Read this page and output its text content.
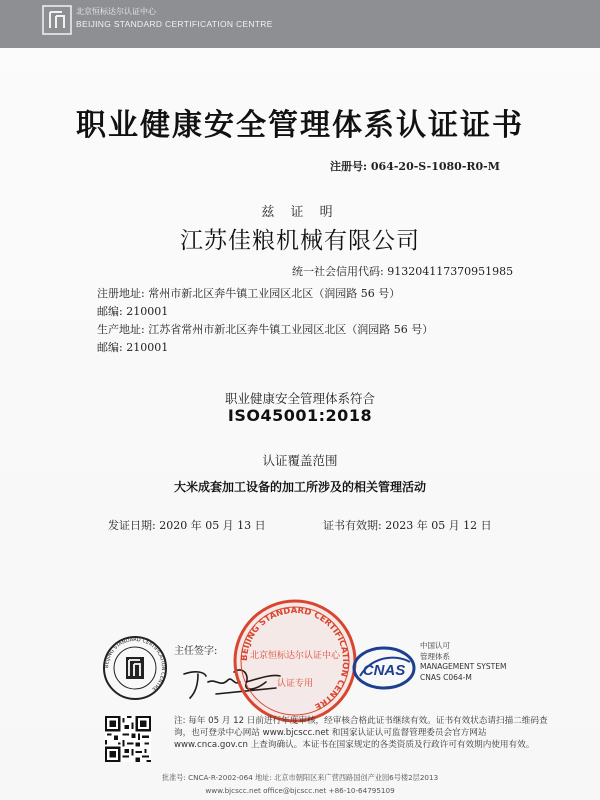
北京恒标达尔认证中心
BEIJING STANDARD CERTIFICATION CENTRE
职业健康安全管理体系认证证书
注册号: 064-20-S-1080-R0-M
兹 证 明
江苏佳粮机械有限公司
统一社会信用代码: 913204117370951985
注册地址: 常州市新北区奔牛镇工业园区北区（润园路 56 号）
邮编: 210001
生产地址: 江苏省常州市新北区奔牛镇工业园区北区（润园路 56 号）
邮编: 210001
职业健康安全管理体系符合
ISO45001:2018
认证覆盖范围
大米成套加工设备的加工所涉及的相关管理活动
发证日期: 2020 年 05 月 13 日	证书有效期: 2023 年 05 月 12 日
BEIJING STANDARD CERTIFICATION CENTRE
主任签字:
BEIJING STANDARD CERTIFICATION CENTRE
北京恒标达尔认证中心
认证专用
CNAS
中国认可
管理体系
MANAGEMENT SYSTEM
CNAS C064-M
注: 每年 05 月 12 日前进行年度审核，经审核合格此证书继续有效。证书有效状态请扫描二维码查询，也可登录中心网站 www.bjcscc.net 和国家认证认可监督管理委员会官方网站 www.cnca.gov.cn 上查询确认。本证书在国家规定的各类资质及行政许可有效期内使用有效。
批准号: CNCA-R-2002-064 地址: 北京市朝阳区来广营西路国创产业园6号楼2层2013
www.bjcscc.net office@bjcscc.net +86-10-64795109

================================

• Problem statement: Copy out the entries verbatim and leave the images out.

• Answer for this exercise:
Read this page and output its text content.
北京恒标达尔认证中心
BEIJING STANDARD CERTIFICATION CENTRE
职业健康安全管理体系认证证书
注册号: 064-20-S-1080-R0-M
兹 证 明
江苏佳粮机械有限公司
统一社会信用代码: 913204117370951985
注册地址: 常州市新北区奔牛镇工业园区北区（润园路 56 号）
邮编: 210001
生产地址: 江苏省常州市新北区奔牛镇工业园区北区（润园路 56 号）
邮编: 210001
职业健康安全管理体系符合
ISO45001:2018
认证覆盖范围
大米成套加工设备的加工所涉及的相关管理活动
发证日期: 2020 年 05 月 13 日	证书有效期: 2023 年 05 月 12 日
BEIJING STANDARD CERTIFICATION CENTRE
主任签字:
BEIJING STANDARD CERTIFICATION CENTRE
北京恒标达尔认证中心
认证专用
CNAS
中国认可
管理体系
MANAGEMENT SYSTEM
CNAS C064-M
注: 每年 05 月 12 日前进行年度审核，经审核合格此证书继续有效。证书有效状态请扫描二维码查询，也可登录中心网站 www.bjcscc.net 和国家认证认可监督管理委员会官方网站 www.cnca.gov.cn 上查询确认。本证书在国家规定的各类资质及行政许可有效期内使用有效。
批准号: CNCA-R-2002-064 地址: 北京市朝阳区来广营西路国创产业园6号楼2层2013
www.bjcscc.net office@bjcscc.net +86-10-64795109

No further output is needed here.